Stored data start
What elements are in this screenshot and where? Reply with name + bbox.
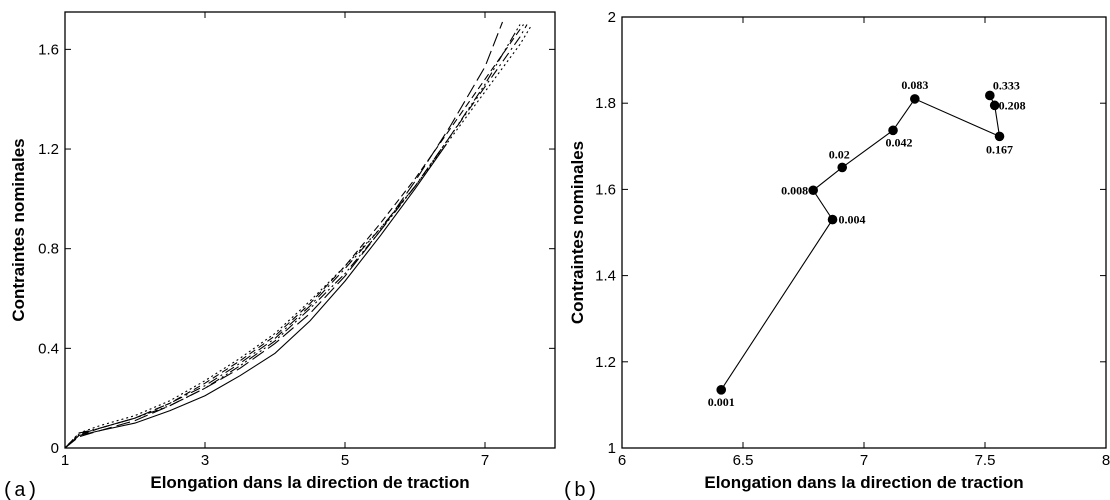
data-point-marker bbox=[994, 131, 1005, 142]
series-line-solid bbox=[64, 143, 447, 449]
y-tick-label: 1.4 bbox=[595, 268, 616, 285]
chart-panel-b: 6 6.5 7 7.5 8 1 1.2 1.4 1.6 1.8 2 Elongation dans l… bbox=[562, 9, 1110, 500]
x-tick-label: 5 bbox=[341, 452, 349, 469]
data-point-marker bbox=[716, 385, 727, 395]
data-point-label: 0.333 bbox=[993, 78, 1020, 92]
series-line-dash-dot-dot bbox=[64, 24, 521, 449]
chart-panel-a: 1 3 5 7 0 0.4 0.8 1.2 1.6 Elongation dans la dire… bbox=[2, 11, 556, 500]
x-axis-title: Elongation dans la direction de traction bbox=[150, 473, 469, 492]
y-tick-label: 1.6 bbox=[38, 41, 59, 58]
series-line-dash-dot bbox=[64, 24, 528, 449]
data-point-label: 0.02 bbox=[829, 147, 850, 161]
x-tick-label: 6.5 bbox=[733, 452, 754, 469]
y-tick-label: 0 bbox=[51, 440, 59, 457]
panel-label: (a) bbox=[2, 480, 38, 500]
y-tick-label: 1 bbox=[608, 440, 616, 457]
data-point-marker bbox=[808, 185, 818, 196]
series-line-medium-dash bbox=[64, 24, 524, 449]
y-axis-title: Contraintes nominales bbox=[568, 141, 587, 324]
x-axis-title: Elongation dans la direction de traction bbox=[704, 473, 1023, 492]
data-point-marker bbox=[985, 90, 995, 101]
x-tick-label: 7.5 bbox=[975, 452, 996, 469]
data-point-label: 0.008 bbox=[781, 183, 808, 197]
data-point-marker bbox=[989, 100, 1000, 111]
y-tick-label: 0.8 bbox=[38, 241, 59, 258]
plot-frame bbox=[64, 11, 556, 449]
data-point-marker bbox=[837, 162, 848, 173]
y-tick-label: 0.4 bbox=[38, 340, 59, 357]
data-point-label: 0.083 bbox=[901, 78, 928, 92]
data-point-label: 0.208 bbox=[999, 98, 1026, 112]
x-tick-label: 8 bbox=[1102, 452, 1110, 469]
data-point-marker bbox=[888, 125, 898, 136]
x-tick-label: 7 bbox=[481, 452, 489, 469]
panel-label: (b) bbox=[562, 480, 598, 500]
data-point-label: 0.042 bbox=[886, 135, 913, 149]
data-point-label: 0.001 bbox=[708, 395, 735, 409]
y-tick-label: 1.2 bbox=[38, 141, 59, 158]
series-line-dotted bbox=[64, 26, 531, 449]
x-tick-label: 1 bbox=[61, 452, 69, 469]
x-tick-label: 3 bbox=[201, 452, 209, 469]
y-tick-label: 2 bbox=[608, 9, 616, 26]
y-tick-label: 1.8 bbox=[595, 95, 616, 112]
series-line-long-dash bbox=[64, 21, 504, 449]
plot-frame bbox=[621, 16, 1107, 449]
y-tick-label: 1.2 bbox=[595, 354, 616, 371]
x-tick-label: 6 bbox=[618, 452, 626, 469]
x-tick-label: 7 bbox=[860, 452, 868, 469]
data-point-marker bbox=[910, 94, 920, 104]
connecting-line bbox=[720, 95, 1001, 391]
y-axis-title: Contraintes nominales bbox=[9, 138, 28, 321]
data-point-label: 0.004 bbox=[839, 213, 866, 227]
data-point-marker bbox=[827, 214, 838, 225]
y-tick-label: 1.6 bbox=[595, 181, 616, 198]
data-point-label: 0.167 bbox=[986, 142, 1013, 156]
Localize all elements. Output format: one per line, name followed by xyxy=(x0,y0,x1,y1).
Stored data end
What is required
Reproduce every line above word for word, leaving out the picture.

Task answer
What elements are in this screenshot and where? Reply with name + bbox.
data-point-marker bbox=[994, 131, 1005, 142]
series-line-solid bbox=[64, 143, 447, 449]
y-tick-label: 1.4 bbox=[595, 268, 616, 285]
chart-panel-b: 6 6.5 7 7.5 8 1 1.2 1.4 1.6 1.8 2 Elongation dans l… bbox=[562, 9, 1110, 500]
x-tick-label: 5 bbox=[341, 452, 349, 469]
data-point-marker bbox=[716, 385, 727, 395]
data-point-label: 0.333 bbox=[993, 78, 1020, 92]
series-line-dash-dot-dot bbox=[64, 24, 521, 449]
chart-panel-a: 1 3 5 7 0 0.4 0.8 1.2 1.6 Elongation dans la dire… bbox=[2, 11, 556, 500]
x-axis-title: Elongation dans la direction de traction bbox=[150, 473, 469, 492]
y-tick-label: 1.6 bbox=[38, 41, 59, 58]
series-line-dash-dot bbox=[64, 24, 528, 449]
data-point-label: 0.02 bbox=[829, 147, 850, 161]
x-tick-label: 6.5 bbox=[733, 452, 754, 469]
y-tick-label: 0 bbox=[51, 440, 59, 457]
panel-label: (a) bbox=[2, 480, 38, 500]
y-tick-label: 1 bbox=[608, 440, 616, 457]
data-point-marker bbox=[808, 185, 818, 196]
series-line-medium-dash bbox=[64, 24, 524, 449]
y-axis-title: Contraintes nominales bbox=[568, 141, 587, 324]
x-axis-title: Elongation dans la direction de traction bbox=[704, 473, 1023, 492]
data-point-marker bbox=[985, 90, 995, 101]
x-tick-label: 7.5 bbox=[975, 452, 996, 469]
data-point-label: 0.008 bbox=[781, 183, 808, 197]
data-point-marker bbox=[989, 100, 1000, 111]
y-tick-label: 0.8 bbox=[38, 241, 59, 258]
plot-frame bbox=[64, 11, 556, 449]
data-point-marker bbox=[837, 162, 848, 173]
y-tick-label: 0.4 bbox=[38, 340, 59, 357]
data-point-label: 0.083 bbox=[901, 78, 928, 92]
data-point-label: 0.208 bbox=[999, 98, 1026, 112]
x-tick-label: 8 bbox=[1102, 452, 1110, 469]
data-point-marker bbox=[888, 125, 898, 136]
x-tick-label: 7 bbox=[481, 452, 489, 469]
panel-label: (b) bbox=[562, 480, 598, 500]
data-point-label: 0.042 bbox=[886, 135, 913, 149]
data-point-label: 0.001 bbox=[708, 395, 735, 409]
y-tick-label: 1.2 bbox=[38, 141, 59, 158]
series-line-dotted bbox=[64, 26, 531, 449]
x-tick-label: 1 bbox=[61, 452, 69, 469]
x-tick-label: 3 bbox=[201, 452, 209, 469]
y-tick-label: 2 bbox=[608, 9, 616, 26]
y-tick-label: 1.8 bbox=[595, 95, 616, 112]
series-line-long-dash bbox=[64, 21, 504, 449]
plot-frame bbox=[621, 16, 1107, 449]
y-tick-label: 1.2 bbox=[595, 354, 616, 371]
x-tick-label: 6 bbox=[618, 452, 626, 469]
x-tick-label: 7 bbox=[860, 452, 868, 469]
data-point-marker bbox=[910, 94, 920, 104]
connecting-line bbox=[720, 95, 1001, 391]
y-axis-title: Contraintes nominales bbox=[9, 138, 28, 321]
data-point-label: 0.004 bbox=[839, 213, 866, 227]
data-point-marker bbox=[827, 214, 838, 225]
y-tick-label: 1.6 bbox=[595, 181, 616, 198]
data-point-label: 0.167 bbox=[986, 142, 1013, 156]
Localize all elements. Output format: one per line, name followed by xyxy=(x0,y0,x1,y1).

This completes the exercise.